Extracted records

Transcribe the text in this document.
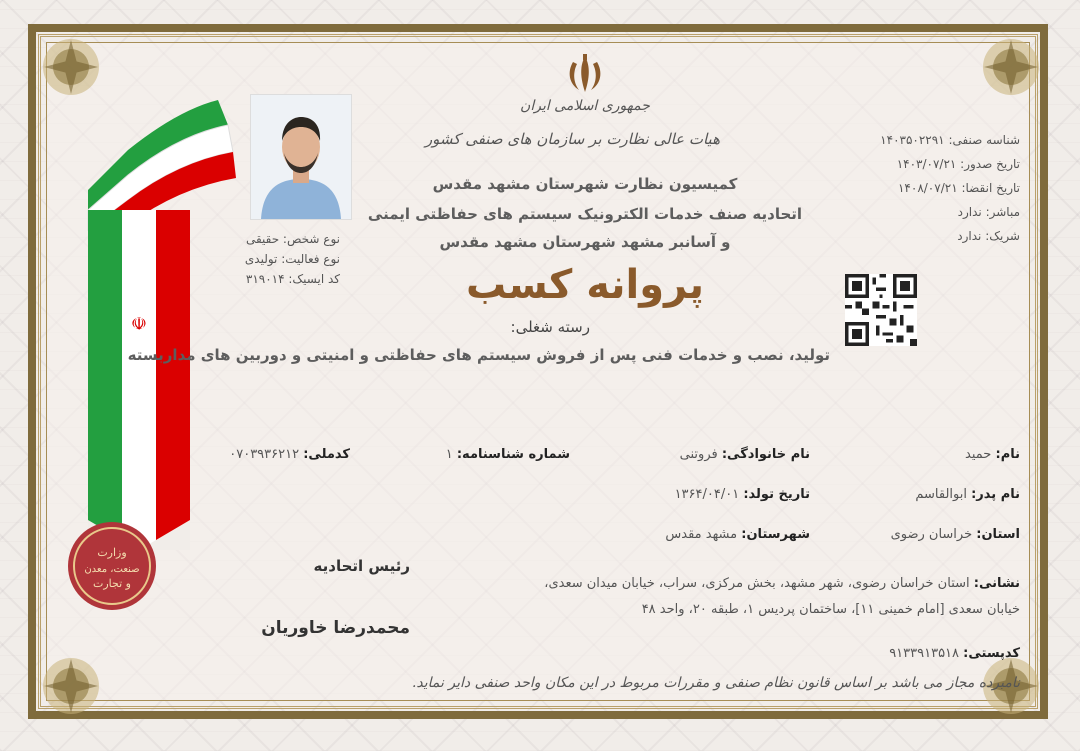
☫
وزارت
صنعت، معدن
و تجارت
جمهوری اسلامی ایران
هیات عالی نظارت بر سازمان های صنفی کشور
کمیسیون نظارت شهرستان مشهد مقدس
اتحادیه صنف خدمات الکترونیک سیستم های حفاظتی ایمنی
و آسانبر مشهد شهرستان مشهد مقدس
پروانه کسب
رسته شغلی:
تولید، نصب و خدمات فنی پس از فروش سیستم های حفاظتی و امنیتی و دوربین های مداربسته
شناسه صنفی: ۱۴۰۳۵۰۲۲۹۱
تاریخ صدور: ۱۴۰۳/۰۷/۲۱
تاریخ انقضا: ۱۴۰۸/۰۷/۲۱
مباشر: ندارد
شریک: ندارد
نوع شخص: حقیقی
نوع فعالیت: تولیدی
کد ایسیک: ۳۱۹۰۱۴
نام: حمید
نام خانوادگی: فروتنی
شماره شناسنامه: ۱
کدملی: ۰۷۰۳۹۳۶۲۱۲
نام پدر: ابوالقاسم
تاریخ تولد: ۱۳۶۴/۰۴/۰۱
استان: خراسان رضوی
شهرستان: مشهد مقدس
نشانی: استان خراسان رضوی، شهر مشهد، بخش مرکزی، سراب، خیابان میدان سعدی،
خیابان سعدی [امام خمینی ۱۱]، ساختمان پردیس ۱، طبقه ۲۰، واحد ۴۸
کدپستی: ۹۱۳۳۹۱۳۵۱۸
رئیس اتحادیه
محمدرضا خاوریان
نامبرده مجاز می باشد بر اساس قانون نظام صنفی و مقررات مربوط در این مکان واحد صنفی دایر نماید.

TASK TO COMPLETE >> Check each line of the entries above for the word "خدمات". List the ones that have it.

ANSWER FOR THIS EXERCISE >>
اتحادیه صنف خدمات الکترونیک سیستم های حفاظتی ایمنی
تولید، نصب و خدمات فنی پس از فروش سیستم های حفاظتی و امنیتی و دوربین های مداربسته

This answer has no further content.